#### YOUR GOAL
Restate, word for word, every line of the data.

#### GIVEN RECORDS
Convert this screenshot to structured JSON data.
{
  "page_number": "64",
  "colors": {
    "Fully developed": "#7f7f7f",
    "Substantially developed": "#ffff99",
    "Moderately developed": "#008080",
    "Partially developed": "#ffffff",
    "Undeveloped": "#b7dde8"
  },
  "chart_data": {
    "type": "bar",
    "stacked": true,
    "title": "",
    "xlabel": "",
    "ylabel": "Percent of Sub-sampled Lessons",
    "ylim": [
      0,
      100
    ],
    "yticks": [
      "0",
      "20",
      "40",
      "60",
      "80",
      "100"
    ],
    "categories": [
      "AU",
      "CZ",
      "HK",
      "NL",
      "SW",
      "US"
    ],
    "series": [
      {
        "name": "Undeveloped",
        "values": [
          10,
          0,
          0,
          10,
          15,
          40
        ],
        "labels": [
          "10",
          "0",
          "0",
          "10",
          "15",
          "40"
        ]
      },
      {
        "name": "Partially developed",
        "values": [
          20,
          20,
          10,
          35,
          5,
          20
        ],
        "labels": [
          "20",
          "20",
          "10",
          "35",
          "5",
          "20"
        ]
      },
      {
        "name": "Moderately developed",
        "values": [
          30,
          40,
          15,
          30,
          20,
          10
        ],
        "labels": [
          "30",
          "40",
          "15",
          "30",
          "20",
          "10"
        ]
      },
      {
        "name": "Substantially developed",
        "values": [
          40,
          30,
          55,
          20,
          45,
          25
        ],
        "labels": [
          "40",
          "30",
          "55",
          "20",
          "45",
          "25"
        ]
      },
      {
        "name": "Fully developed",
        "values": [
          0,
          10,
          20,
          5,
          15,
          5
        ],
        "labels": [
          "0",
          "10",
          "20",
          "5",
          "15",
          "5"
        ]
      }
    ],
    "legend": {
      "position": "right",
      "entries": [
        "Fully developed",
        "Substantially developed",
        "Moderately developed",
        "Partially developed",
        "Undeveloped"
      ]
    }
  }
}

#### RESPONSE TO THIS TASK
Convert this screenshot to structured JSON data.
{
  "page_number": "64",
  "colors": {
    "Fully developed": "#7f7f7f",
    "Substantially developed": "#ffff99",
    "Moderately developed": "#008080",
    "Partially developed": "#ffffff",
    "Undeveloped": "#b7dde8"
  },
  "chart_data": {
    "type": "bar",
    "stacked": true,
    "title": "",
    "xlabel": "",
    "ylabel": "Percent of Sub-sampled Lessons",
    "ylim": [
      0,
      100
    ],
    "yticks": [
      "0",
      "20",
      "40",
      "60",
      "80",
      "100"
    ],
    "categories": [
      "AU",
      "CZ",
      "HK",
      "NL",
      "SW",
      "US"
    ],
    "series": [
      {
        "name": "Undeveloped",
        "values": [
          10,
          0,
          0,
          10,
          15,
          40
        ],
        "labels": [
          "10",
          "0",
          "0",
          "10",
          "15",
          "40"
        ]
      },
      {
        "name": "Partially developed",
        "values": [
          20,
          20,
          10,
          35,
          5,
          20
        ],
        "labels": [
          "20",
          "20",
          "10",
          "35",
          "5",
          "20"
        ]
      },
      {
        "name": "Moderately developed",
        "values": [
          30,
          40,
          15,
          30,
          20,
          10
        ],
        "labels": [
          "30",
          "40",
          "15",
          "30",
          "20",
          "10"
        ]
      },
      {
        "name": "Substantially developed",
        "values": [
          40,
          30,
          55,
          20,
          45,
          25
        ],
        "labels": [
          "40",
          "30",
          "55",
          "20",
          "45",
          "25"
        ]
      },
      {
        "name": "Fully developed",
        "values": [
          0,
          10,
          20,
          5,
          15,
          5
        ],
        "labels": [
          "0",
          "10",
          "20",
          "5",
          "15",
          "5"
        ]
      }
    ],
    "legend": {
      "position": "right",
      "entries": [
        "Fully developed",
        "Substantially developed",
        "Moderately developed",
        "Partially developed",
        "Undeveloped"
      ]
    }
  }
}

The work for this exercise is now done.